───── ROWS
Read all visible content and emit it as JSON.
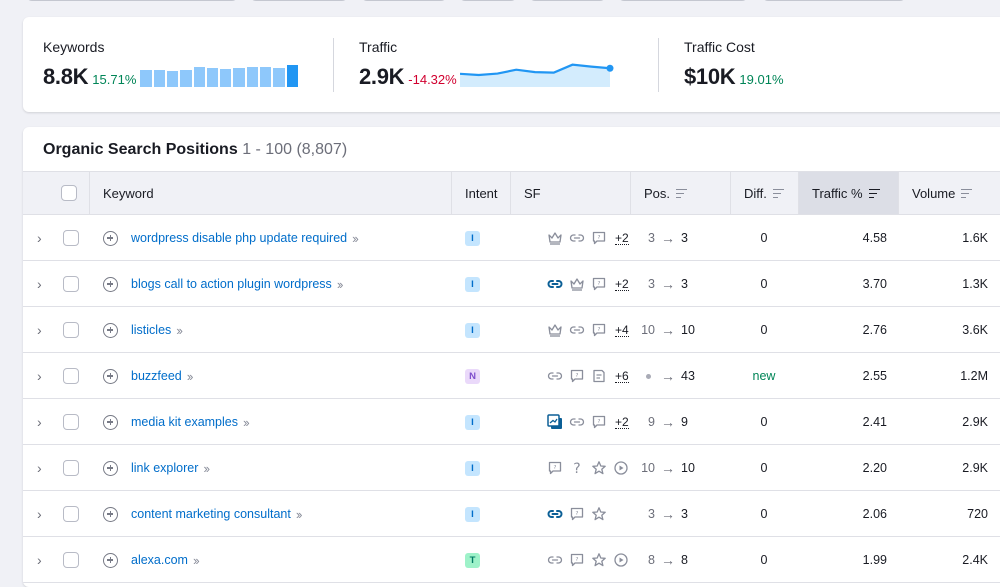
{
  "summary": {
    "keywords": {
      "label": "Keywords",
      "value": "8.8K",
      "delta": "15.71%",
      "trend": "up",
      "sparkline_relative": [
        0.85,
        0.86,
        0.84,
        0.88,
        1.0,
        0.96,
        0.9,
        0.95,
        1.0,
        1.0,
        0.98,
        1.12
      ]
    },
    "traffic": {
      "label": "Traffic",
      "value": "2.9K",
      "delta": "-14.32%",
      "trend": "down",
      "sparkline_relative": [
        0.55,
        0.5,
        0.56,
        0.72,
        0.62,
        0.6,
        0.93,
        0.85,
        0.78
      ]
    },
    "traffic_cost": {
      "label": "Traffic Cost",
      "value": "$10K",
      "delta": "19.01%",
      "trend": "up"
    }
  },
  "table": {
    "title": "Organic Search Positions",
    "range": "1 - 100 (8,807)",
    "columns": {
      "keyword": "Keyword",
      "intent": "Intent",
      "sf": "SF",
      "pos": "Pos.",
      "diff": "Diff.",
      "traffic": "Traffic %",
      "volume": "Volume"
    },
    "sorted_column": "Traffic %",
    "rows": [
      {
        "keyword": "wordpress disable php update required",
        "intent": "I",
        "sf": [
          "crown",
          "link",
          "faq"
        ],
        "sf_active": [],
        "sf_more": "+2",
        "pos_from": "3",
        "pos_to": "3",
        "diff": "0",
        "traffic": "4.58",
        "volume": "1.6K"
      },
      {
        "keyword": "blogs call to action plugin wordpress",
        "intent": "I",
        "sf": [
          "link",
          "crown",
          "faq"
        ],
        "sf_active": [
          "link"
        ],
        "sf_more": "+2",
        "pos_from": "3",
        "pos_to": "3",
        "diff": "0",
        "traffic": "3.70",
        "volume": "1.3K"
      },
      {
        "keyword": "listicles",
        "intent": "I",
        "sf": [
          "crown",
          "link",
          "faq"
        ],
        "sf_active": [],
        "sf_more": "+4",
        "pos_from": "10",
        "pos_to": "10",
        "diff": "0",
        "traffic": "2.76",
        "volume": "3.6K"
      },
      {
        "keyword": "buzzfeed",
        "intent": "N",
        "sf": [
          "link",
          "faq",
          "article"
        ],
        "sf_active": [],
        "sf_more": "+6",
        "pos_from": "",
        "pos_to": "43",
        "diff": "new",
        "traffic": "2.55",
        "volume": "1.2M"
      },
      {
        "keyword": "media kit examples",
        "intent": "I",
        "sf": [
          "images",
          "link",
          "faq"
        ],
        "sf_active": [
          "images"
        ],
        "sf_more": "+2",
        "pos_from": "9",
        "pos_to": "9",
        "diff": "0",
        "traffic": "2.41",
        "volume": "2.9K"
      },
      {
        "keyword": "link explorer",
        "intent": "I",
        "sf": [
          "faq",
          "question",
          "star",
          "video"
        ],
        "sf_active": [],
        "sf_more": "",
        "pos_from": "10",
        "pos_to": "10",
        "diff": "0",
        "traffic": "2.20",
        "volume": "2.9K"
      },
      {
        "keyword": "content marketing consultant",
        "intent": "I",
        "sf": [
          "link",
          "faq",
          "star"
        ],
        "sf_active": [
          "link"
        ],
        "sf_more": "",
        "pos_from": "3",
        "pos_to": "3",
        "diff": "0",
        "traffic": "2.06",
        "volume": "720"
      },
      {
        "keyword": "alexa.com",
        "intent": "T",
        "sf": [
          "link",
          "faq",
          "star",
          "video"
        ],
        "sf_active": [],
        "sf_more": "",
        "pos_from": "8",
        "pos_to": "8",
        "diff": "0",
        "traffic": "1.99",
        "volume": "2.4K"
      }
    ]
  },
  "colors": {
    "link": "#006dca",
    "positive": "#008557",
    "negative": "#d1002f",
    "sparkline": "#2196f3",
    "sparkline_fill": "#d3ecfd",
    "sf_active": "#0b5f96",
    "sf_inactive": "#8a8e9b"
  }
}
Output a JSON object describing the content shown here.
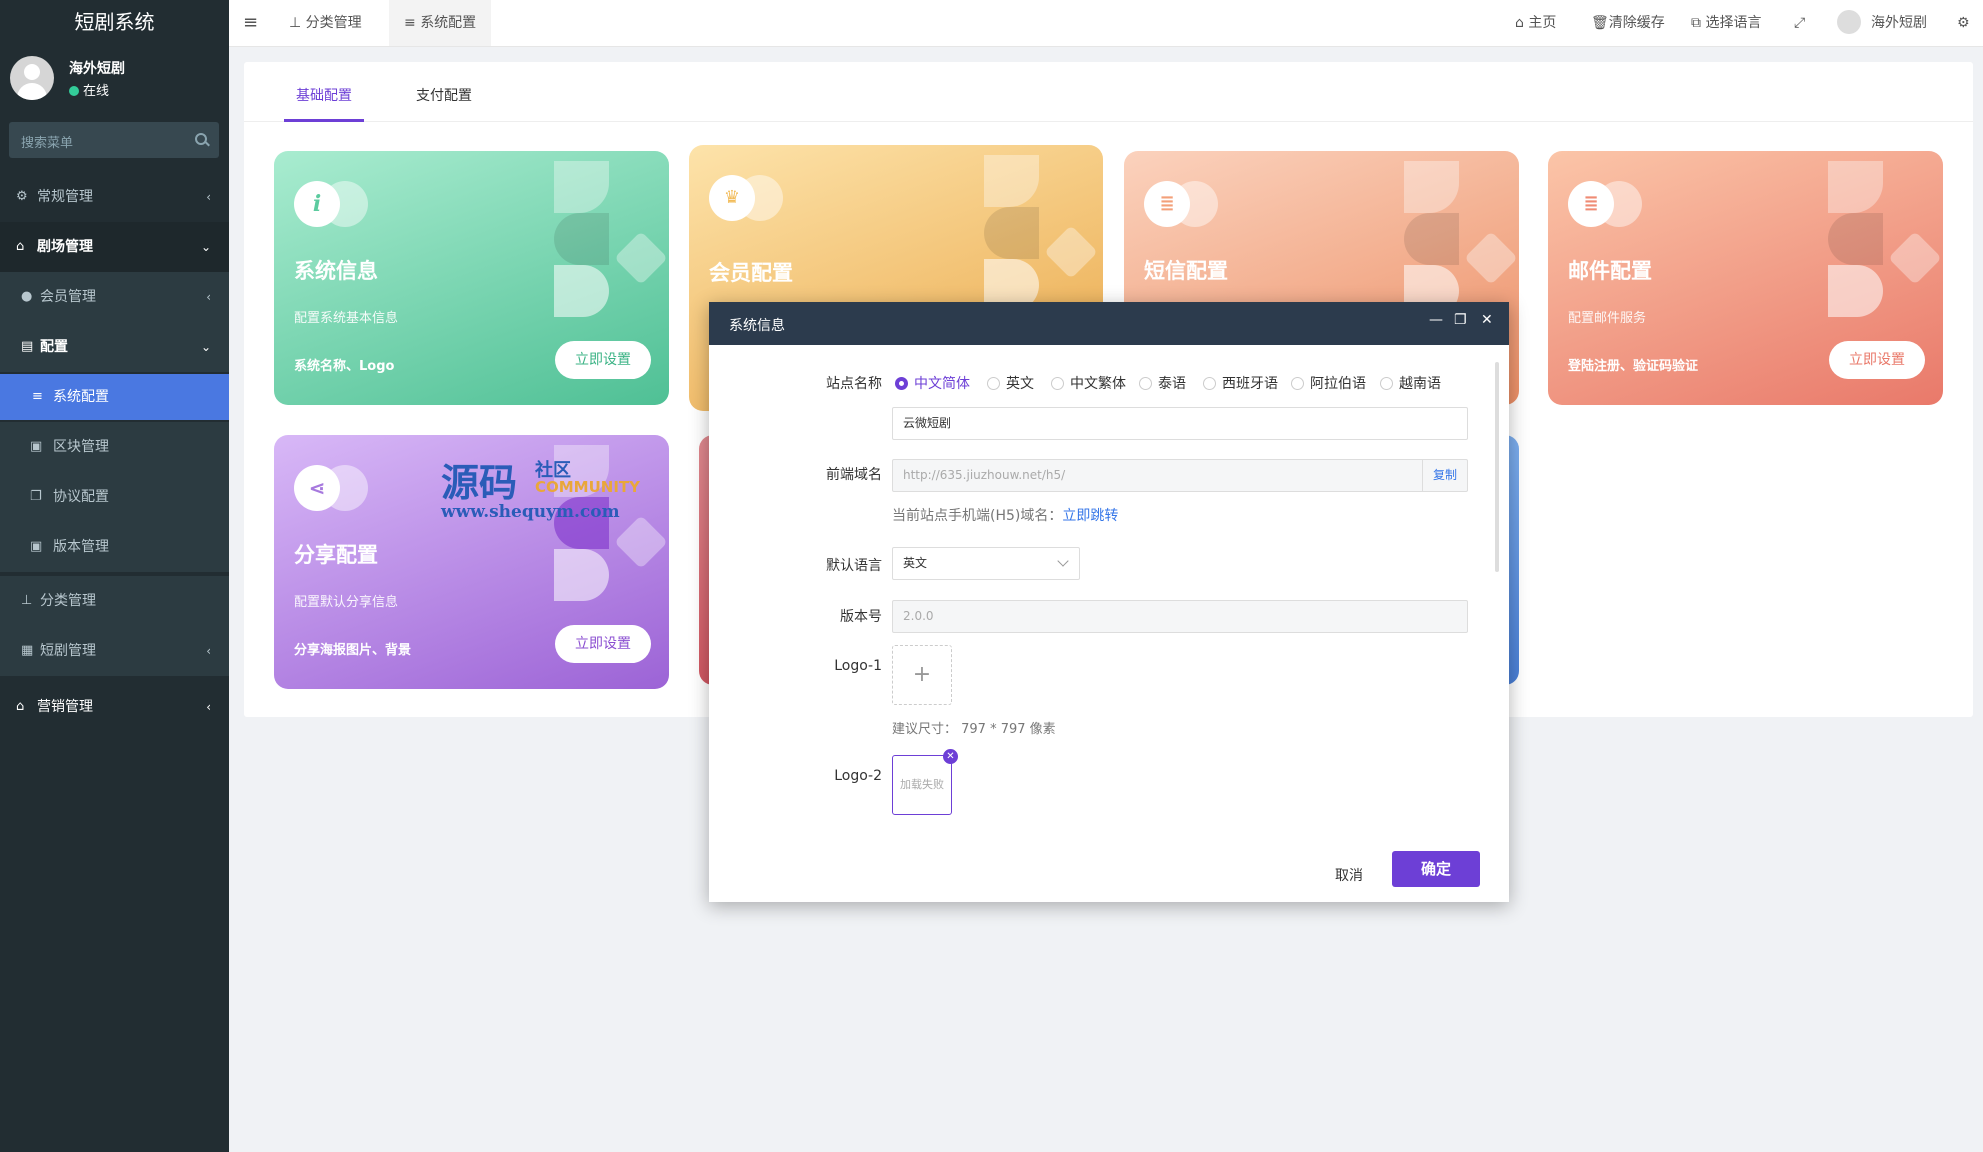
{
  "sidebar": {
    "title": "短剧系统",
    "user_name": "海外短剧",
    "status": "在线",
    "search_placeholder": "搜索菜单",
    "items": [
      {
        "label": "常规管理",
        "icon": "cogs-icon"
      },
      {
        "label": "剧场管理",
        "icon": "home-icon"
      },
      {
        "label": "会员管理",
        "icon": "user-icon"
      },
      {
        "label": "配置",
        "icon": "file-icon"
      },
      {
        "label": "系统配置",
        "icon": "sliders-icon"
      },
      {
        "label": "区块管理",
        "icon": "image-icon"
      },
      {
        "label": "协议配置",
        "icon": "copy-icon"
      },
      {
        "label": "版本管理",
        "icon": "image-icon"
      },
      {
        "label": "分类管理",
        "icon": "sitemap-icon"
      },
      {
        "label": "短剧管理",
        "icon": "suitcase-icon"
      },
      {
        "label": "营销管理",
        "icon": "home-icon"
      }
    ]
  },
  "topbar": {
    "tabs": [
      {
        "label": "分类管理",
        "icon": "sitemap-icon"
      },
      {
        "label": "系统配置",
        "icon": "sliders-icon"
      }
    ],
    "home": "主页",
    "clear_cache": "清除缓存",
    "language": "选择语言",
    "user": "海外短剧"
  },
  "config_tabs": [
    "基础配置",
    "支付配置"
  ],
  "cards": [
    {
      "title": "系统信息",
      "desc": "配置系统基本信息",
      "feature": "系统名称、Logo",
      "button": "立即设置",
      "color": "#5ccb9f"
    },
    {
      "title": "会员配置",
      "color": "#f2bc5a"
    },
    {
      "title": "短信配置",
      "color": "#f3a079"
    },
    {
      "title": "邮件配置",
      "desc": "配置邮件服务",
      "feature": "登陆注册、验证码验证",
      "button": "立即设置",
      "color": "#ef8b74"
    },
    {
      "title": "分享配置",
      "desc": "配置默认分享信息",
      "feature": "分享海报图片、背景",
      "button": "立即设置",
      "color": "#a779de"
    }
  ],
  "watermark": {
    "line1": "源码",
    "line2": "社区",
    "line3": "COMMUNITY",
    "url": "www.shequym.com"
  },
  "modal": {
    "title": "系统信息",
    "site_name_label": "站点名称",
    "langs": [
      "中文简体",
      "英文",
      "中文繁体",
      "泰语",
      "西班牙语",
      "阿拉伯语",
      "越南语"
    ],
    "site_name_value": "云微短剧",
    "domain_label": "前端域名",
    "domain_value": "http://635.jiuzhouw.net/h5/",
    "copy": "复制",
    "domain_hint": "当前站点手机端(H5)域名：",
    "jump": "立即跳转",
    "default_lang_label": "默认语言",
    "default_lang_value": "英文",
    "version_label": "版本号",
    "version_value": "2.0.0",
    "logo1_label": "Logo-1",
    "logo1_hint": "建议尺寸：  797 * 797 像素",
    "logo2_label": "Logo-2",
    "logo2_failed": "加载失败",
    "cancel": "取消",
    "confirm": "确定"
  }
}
──────────
* **WHAT THIS TASK INVOLVES**
Copy each line in full and exactly, omitting any picture.

* **SOLVED EXERCISE**
Read all visible content and emit it as JSON.
{
  "summary": {
    "keywords": {
      "label": "Keywords",
      "value": "8.8K",
      "delta": "15.71%",
      "trend": "up",
      "sparkline_relative": [
        0.85,
        0.86,
        0.84,
        0.88,
        1.0,
        0.96,
        0.9,
        0.95,
        1.0,
        1.0,
        0.98,
        1.12
      ]
    },
    "traffic": {
      "label": "Traffic",
      "value": "2.9K",
      "delta": "-14.32%",
      "trend": "down",
      "sparkline_relative": [
        0.55,
        0.5,
        0.56,
        0.72,
        0.62,
        0.6,
        0.93,
        0.85,
        0.78
      ]
    },
    "traffic_cost": {
      "label": "Traffic Cost",
      "value": "$10K",
      "delta": "19.01%",
      "trend": "up"
    }
  },
  "table": {
    "title": "Organic Search Positions",
    "range": "1 - 100 (8,807)",
    "columns": {
      "keyword": "Keyword",
      "intent": "Intent",
      "sf": "SF",
      "pos": "Pos.",
      "diff": "Diff.",
      "traffic": "Traffic %",
      "volume": "Volume"
    },
    "sorted_column": "Traffic %",
    "rows": [
      {
        "keyword": "wordpress disable php update required",
        "intent": "I",
        "sf": [
          "crown",
          "link",
          "faq"
        ],
        "sf_active": [],
        "sf_more": "+2",
        "pos_from": "3",
        "pos_to": "3",
        "diff": "0",
        "traffic": "4.58",
        "volume": "1.6K"
      },
      {
        "keyword": "blogs call to action plugin wordpress",
        "intent": "I",
        "sf": [
          "link",
          "crown",
          "faq"
        ],
        "sf_active": [
          "link"
        ],
        "sf_more": "+2",
        "pos_from": "3",
        "pos_to": "3",
        "diff": "0",
        "traffic": "3.70",
        "volume": "1.3K"
      },
      {
        "keyword": "listicles",
        "intent": "I",
        "sf": [
          "crown",
          "link",
          "faq"
        ],
        "sf_active": [],
        "sf_more": "+4",
        "pos_from": "10",
        "pos_to": "10",
        "diff": "0",
        "traffic": "2.76",
        "volume": "3.6K"
      },
      {
        "keyword": "buzzfeed",
        "intent": "N",
        "sf": [
          "link",
          "faq",
          "article"
        ],
        "sf_active": [],
        "sf_more": "+6",
        "pos_from": "",
        "pos_to": "43",
        "diff": "new",
        "traffic": "2.55",
        "volume": "1.2M"
      },
      {
        "keyword": "media kit examples",
        "intent": "I",
        "sf": [
          "images",
          "link",
          "faq"
        ],
        "sf_active": [
          "images"
        ],
        "sf_more": "+2",
        "pos_from": "9",
        "pos_to": "9",
        "diff": "0",
        "traffic": "2.41",
        "volume": "2.9K"
      },
      {
        "keyword": "link explorer",
        "intent": "I",
        "sf": [
          "faq",
          "question",
          "star",
          "video"
        ],
        "sf_active": [],
        "sf_more": "",
        "pos_from": "10",
        "pos_to": "10",
        "diff": "0",
        "traffic": "2.20",
        "volume": "2.9K"
      },
      {
        "keyword": "content marketing consultant",
        "intent": "I",
        "sf": [
          "link",
          "faq",
          "star"
        ],
        "sf_active": [
          "link"
        ],
        "sf_more": "",
        "pos_from": "3",
        "pos_to": "3",
        "diff": "0",
        "traffic": "2.06",
        "volume": "720"
      },
      {
        "keyword": "alexa.com",
        "intent": "T",
        "sf": [
          "link",
          "faq",
          "star",
          "video"
        ],
        "sf_active": [],
        "sf_more": "",
        "pos_from": "8",
        "pos_to": "8",
        "diff": "0",
        "traffic": "1.99",
        "volume": "2.4K"
      }
    ]
  },
  "colors": {
    "link": "#006dca",
    "positive": "#008557",
    "negative": "#d1002f",
    "sparkline": "#2196f3",
    "sparkline_fill": "#d3ecfd",
    "sf_active": "#0b5f96",
    "sf_inactive": "#8a8e9b"
  }
}
Output a JSON object describing the content shown here.
{
  "sidebar": {
    "title": "短剧系统",
    "user_name": "海外短剧",
    "status": "在线",
    "search_placeholder": "搜索菜单",
    "items": [
      {
        "label": "常规管理",
        "icon": "cogs-icon"
      },
      {
        "label": "剧场管理",
        "icon": "home-icon"
      },
      {
        "label": "会员管理",
        "icon": "user-icon"
      },
      {
        "label": "配置",
        "icon": "file-icon"
      },
      {
        "label": "系统配置",
        "icon": "sliders-icon"
      },
      {
        "label": "区块管理",
        "icon": "image-icon"
      },
      {
        "label": "协议配置",
        "icon": "copy-icon"
      },
      {
        "label": "版本管理",
        "icon": "image-icon"
      },
      {
        "label": "分类管理",
        "icon": "sitemap-icon"
      },
      {
        "label": "短剧管理",
        "icon": "suitcase-icon"
      },
      {
        "label": "营销管理",
        "icon": "home-icon"
      }
    ]
  },
  "topbar": {
    "tabs": [
      {
        "label": "分类管理",
        "icon": "sitemap-icon"
      },
      {
        "label": "系统配置",
        "icon": "sliders-icon"
      }
    ],
    "home": "主页",
    "clear_cache": "清除缓存",
    "language": "选择语言",
    "user": "海外短剧"
  },
  "config_tabs": [
    "基础配置",
    "支付配置"
  ],
  "cards": [
    {
      "title": "系统信息",
      "desc": "配置系统基本信息",
      "feature": "系统名称、Logo",
      "button": "立即设置",
      "color": "#5ccb9f"
    },
    {
      "title": "会员配置",
      "color": "#f2bc5a"
    },
    {
      "title": "短信配置",
      "color": "#f3a079"
    },
    {
      "title": "邮件配置",
      "desc": "配置邮件服务",
      "feature": "登陆注册、验证码验证",
      "button": "立即设置",
      "color": "#ef8b74"
    },
    {
      "title": "分享配置",
      "desc": "配置默认分享信息",
      "feature": "分享海报图片、背景",
      "button": "立即设置",
      "color": "#a779de"
    }
  ],
  "watermark": {
    "line1": "源码",
    "line2": "社区",
    "line3": "COMMUNITY",
    "url": "www.shequym.com"
  },
  "modal": {
    "title": "系统信息",
    "site_name_label": "站点名称",
    "langs": [
      "中文简体",
      "英文",
      "中文繁体",
      "泰语",
      "西班牙语",
      "阿拉伯语",
      "越南语"
    ],
    "site_name_value": "云微短剧",
    "domain_label": "前端域名",
    "domain_value": "http://635.jiuzhouw.net/h5/",
    "copy": "复制",
    "domain_hint": "当前站点手机端(H5)域名：",
    "jump": "立即跳转",
    "default_lang_label": "默认语言",
    "default_lang_value": "英文",
    "version_label": "版本号",
    "version_value": "2.0.0",
    "logo1_label": "Logo-1",
    "logo1_hint": "建议尺寸：  797 * 797 像素",
    "logo2_label": "Logo-2",
    "logo2_failed": "加载失败",
    "cancel": "取消",
    "confirm": "确定"
  }
}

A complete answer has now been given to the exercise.